--- Begin ---
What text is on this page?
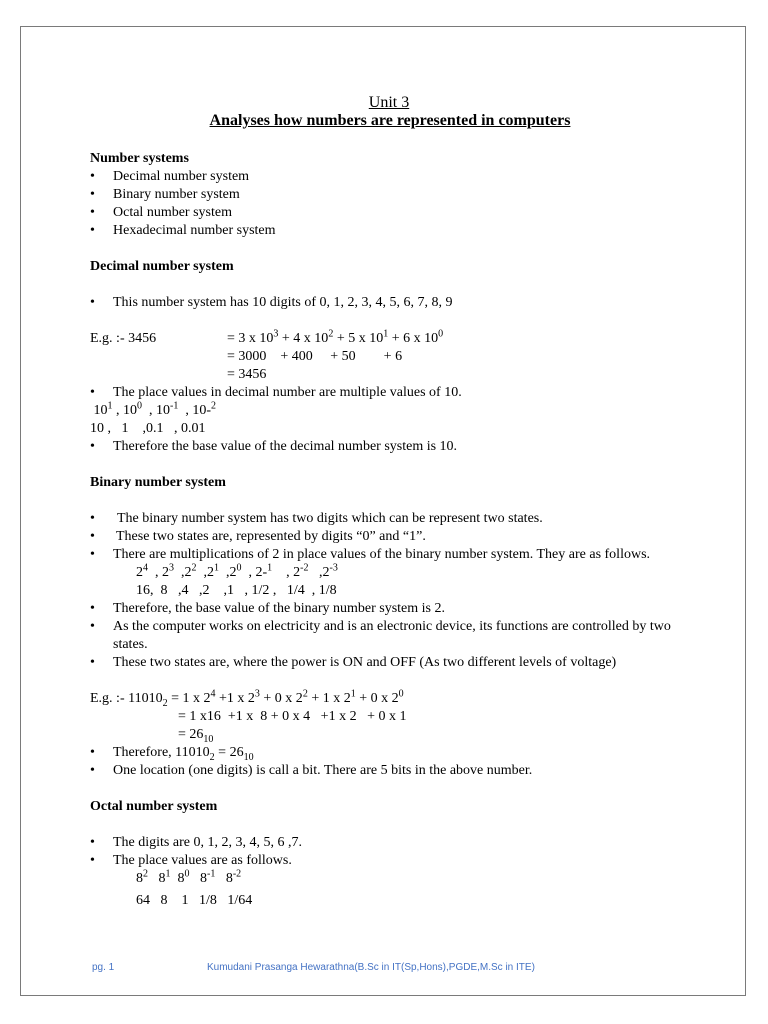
Unit 3
Analyses how numbers are represented in computers
Number systems
• Decimal number system
• Binary number system
• Octal number system
• Hexadecimal number system
Decimal number system
• This number system has 10 digits of 0, 1, 2, 3, 4, 5, 6, 7, 8, 9
E.g. :- 3456	= 3 x $10^3 + 4$ x $10^2 + 5$ x $10^1 + 6$ x $10^0$
= 3000    + 400     + 50        + 6
= 3456
• The place values in decimal number are multiple values of 10.
$10^1$ , $10^0$  , $10^{-1}$  , 10-$^2$
10 ,   1    ,0.1   , 0.01
• Therefore the base value of the decimal number system is 10.
Binary number system
• The binary number system has two digits which can be represent two states.
• These two states are, represented by digits “0” and “1”.
• There are multiplications of 2 in place values of the binary number system. They are as follows.
$2^4$  , $2^3$  $,2^2$  $,2^1$  $,2^0$  , 2-$^1$    , $2^{-2}$   $,2^{-3}$
16,  8   ,4   ,2    ,1   , 1/2 ,   1/4  , 1/8
• Therefore, the base value of the binary number system is 2.
• As the computer works on electricity and is an electronic device, its functions are controlled by two states.
• These two states are, where the power is ON and OFF (As two different levels of voltage)
E.g. :- $11010_2 = 1$ x $2^4 +1$ x $2^3 + 0$ x $2^2 + 1$ x $2^1 + 0$ x $2^0$
= 1 x16  +1 x  8 + 0 x 4   +1 x 2   + 0 x 1
= $26_{10}$
• Therefore, $11010_2 = 26_{10}$
• One location (one digits) is call a bit. There are 5 bits in the above number.
Octal number system
• The digits are 0, 1, 2, 3, 4, 5, 6 ,7.
• The place values are as follows.
$8^2$   $8^1$  $8^0$   $8^{-1}$   $8^{-2}$
64   8    1   1/8   1/64
pg. 1	Kumudani Prasanga Hewarathna(B.Sc in IT(Sp,Hons),PGDE,M.Sc in ITE)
--- End ---
**SET EXERCISE**: Output the data exactly. Pictures don't belong in the result.

**TASK RESPONSE**:
What text is on this page?
Unit 3
Analyses how numbers are represented in computers
Number systems
• Decimal number system
• Binary number system
• Octal number system
• Hexadecimal number system
Decimal number system
• This number system has 10 digits of 0, 1, 2, 3, 4, 5, 6, 7, 8, 9
E.g. :- 3456	= 3 x $10^3 + 4$ x $10^2 + 5$ x $10^1 + 6$ x $10^0$
= 3000    + 400     + 50        + 6
= 3456
• The place values in decimal number are multiple values of 10.
$10^1$ , $10^0$  , $10^{-1}$  , 10-$^2$
10 ,   1    ,0.1   , 0.01
• Therefore the base value of the decimal number system is 10.
Binary number system
• The binary number system has two digits which can be represent two states.
• These two states are, represented by digits “0” and “1”.
• There are multiplications of 2 in place values of the binary number system. They are as follows.
$2^4$  , $2^3$  $,2^2$  $,2^1$  $,2^0$  , 2-$^1$    , $2^{-2}$   $,2^{-3}$
16,  8   ,4   ,2    ,1   , 1/2 ,   1/4  , 1/8
• Therefore, the base value of the binary number system is 2.
• As the computer works on electricity and is an electronic device, its functions are controlled by two states.
• These two states are, where the power is ON and OFF (As two different levels of voltage)
E.g. :- $11010_2 = 1$ x $2^4 +1$ x $2^3 + 0$ x $2^2 + 1$ x $2^1 + 0$ x $2^0$
= 1 x16  +1 x  8 + 0 x 4   +1 x 2   + 0 x 1
= $26_{10}$
• Therefore, $11010_2 = 26_{10}$
• One location (one digits) is call a bit. There are 5 bits in the above number.
Octal number system
• The digits are 0, 1, 2, 3, 4, 5, 6 ,7.
• The place values are as follows.
$8^2$   $8^1$  $8^0$   $8^{-1}$   $8^{-2}$
64   8    1   1/8   1/64
pg. 1	Kumudani Prasanga Hewarathna(B.Sc in IT(Sp,Hons),PGDE,M.Sc in ITE)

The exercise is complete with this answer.